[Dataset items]
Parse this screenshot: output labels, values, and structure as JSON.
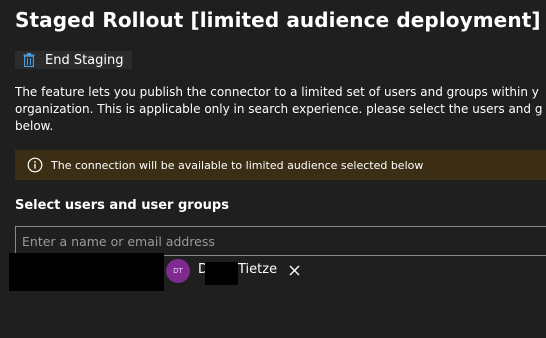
{
  "page": {
    "title": "Staged Rollout [limited audience deployment]"
  },
  "toolbar": {
    "end_staging_label": "End Staging",
    "end_staging_icon": "trash-icon"
  },
  "description": {
    "line1": "The feature lets you publish the connector to a limited set of users and groups within y",
    "line2": "organization. This is applicable only in search experience. please select the users and g",
    "line3": "below."
  },
  "banner": {
    "icon": "info-icon",
    "text": "The connection will be available to limited audience selected below",
    "background": "#3b2e15"
  },
  "selector": {
    "label": "Select users and user groups",
    "placeholder": "Enter a name or email address",
    "value": ""
  },
  "selected_users": [
    {
      "initials": "DT",
      "name_visible_prefix": "D",
      "name_visible_suffix": "Tietze",
      "avatar_color": "#7e2a8f",
      "remove_icon": "close-icon"
    }
  ],
  "colors": {
    "background": "#1f1f1f",
    "accent": "#4aa0e6",
    "input_border": "#8a8a8a"
  }
}
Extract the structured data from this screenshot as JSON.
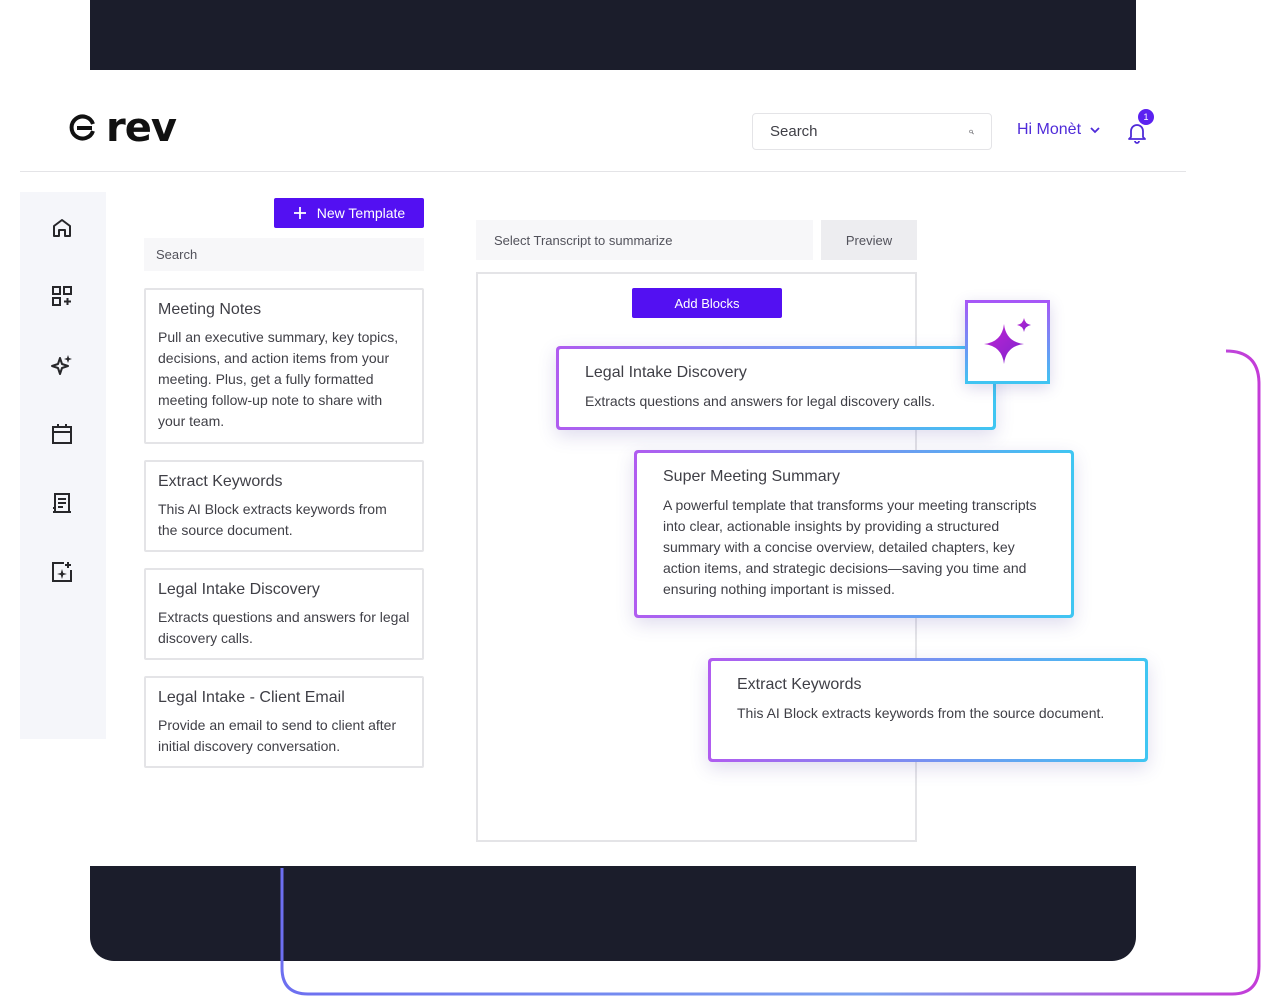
{
  "brand": {
    "name": "rev"
  },
  "header": {
    "search_placeholder": "Search",
    "greeting": "Hi Monèt",
    "notification_count": "1"
  },
  "templates": {
    "new_button": "New Template",
    "search_placeholder": "Search",
    "items": [
      {
        "title": "Meeting Notes",
        "description": "Pull an executive summary, key topics, decisions, and action items from your meeting. Plus, get a fully formatted meeting follow-up note to share with your team."
      },
      {
        "title": "Extract Keywords",
        "description": "This AI Block extracts keywords from the source document."
      },
      {
        "title": "Legal Intake Discovery",
        "description": "Extracts questions and answers for legal discovery calls."
      },
      {
        "title": "Legal Intake - Client Email",
        "description": "Provide an email to send to client after initial discovery conversation."
      }
    ]
  },
  "builder": {
    "transcript_placeholder": "Select Transcript to summarize",
    "preview_label": "Preview",
    "add_blocks_label": "Add Blocks",
    "blocks": [
      {
        "title": "Legal Intake Discovery",
        "description": "Extracts questions and answers for legal discovery calls."
      },
      {
        "title": "Super Meeting Summary",
        "description": "A powerful template that transforms your meeting transcripts into clear, actionable insights by providing a structured summary with a concise overview, detailed chapters, key action items, and strategic decisions—saving you time and ensuring nothing important is missed."
      },
      {
        "title": "Extract Keywords",
        "description": "This AI Block extracts keywords from the source document."
      }
    ]
  },
  "sidebar": {
    "icons": [
      "home-icon",
      "add-app-icon",
      "ai-sparkle-icon",
      "calendar-icon",
      "transcript-icon",
      "ai-image-icon"
    ]
  },
  "colors": {
    "accent": "#5310f2",
    "greeting": "#4f2bd9",
    "dark_band": "#1b1d2b",
    "gradient_start": "#b05cf0",
    "gradient_end": "#3fc6f2"
  }
}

● **Prompt**:
Nothing in the entries above should change when they are printed again, except that the pictures are dropped.

● **Written response**:
Parse this screenshot: output labels, values, and structure as JSON.
{
  "page": {
    "title": "Staged Rollout [limited audience deployment]"
  },
  "toolbar": {
    "end_staging_label": "End Staging",
    "end_staging_icon": "trash-icon"
  },
  "description": {
    "line1": "The feature lets you publish the connector to a limited set of users and groups within y",
    "line2": "organization. This is applicable only in search experience. please select the users and g",
    "line3": "below."
  },
  "banner": {
    "icon": "info-icon",
    "text": "The connection will be available to limited audience selected below",
    "background": "#3b2e15"
  },
  "selector": {
    "label": "Select users and user groups",
    "placeholder": "Enter a name or email address",
    "value": ""
  },
  "selected_users": [
    {
      "initials": "DT",
      "name_visible_prefix": "D",
      "name_visible_suffix": "Tietze",
      "avatar_color": "#7e2a8f",
      "remove_icon": "close-icon"
    }
  ],
  "colors": {
    "background": "#1f1f1f",
    "accent": "#4aa0e6",
    "input_border": "#8a8a8a"
  }
}
Extract the structured data from this screenshot as JSON.
{
  "brand": {
    "name": "rev"
  },
  "header": {
    "search_placeholder": "Search",
    "greeting": "Hi Monèt",
    "notification_count": "1"
  },
  "templates": {
    "new_button": "New Template",
    "search_placeholder": "Search",
    "items": [
      {
        "title": "Meeting Notes",
        "description": "Pull an executive summary, key topics, decisions, and action items from your meeting. Plus, get a fully formatted meeting follow-up note to share with your team."
      },
      {
        "title": "Extract Keywords",
        "description": "This AI Block extracts keywords from the source document."
      },
      {
        "title": "Legal Intake Discovery",
        "description": "Extracts questions and answers for legal discovery calls."
      },
      {
        "title": "Legal Intake - Client Email",
        "description": "Provide an email to send to client after initial discovery conversation."
      }
    ]
  },
  "builder": {
    "transcript_placeholder": "Select Transcript to summarize",
    "preview_label": "Preview",
    "add_blocks_label": "Add Blocks",
    "blocks": [
      {
        "title": "Legal Intake Discovery",
        "description": "Extracts questions and answers for legal discovery calls."
      },
      {
        "title": "Super Meeting Summary",
        "description": "A powerful template that transforms your meeting transcripts into clear, actionable insights by providing a structured summary with a concise overview, detailed chapters, key action items, and strategic decisions—saving you time and ensuring nothing important is missed."
      },
      {
        "title": "Extract Keywords",
        "description": "This AI Block extracts keywords from the source document."
      }
    ]
  },
  "sidebar": {
    "icons": [
      "home-icon",
      "add-app-icon",
      "ai-sparkle-icon",
      "calendar-icon",
      "transcript-icon",
      "ai-image-icon"
    ]
  },
  "colors": {
    "accent": "#5310f2",
    "greeting": "#4f2bd9",
    "dark_band": "#1b1d2b",
    "gradient_start": "#b05cf0",
    "gradient_end": "#3fc6f2"
  }
}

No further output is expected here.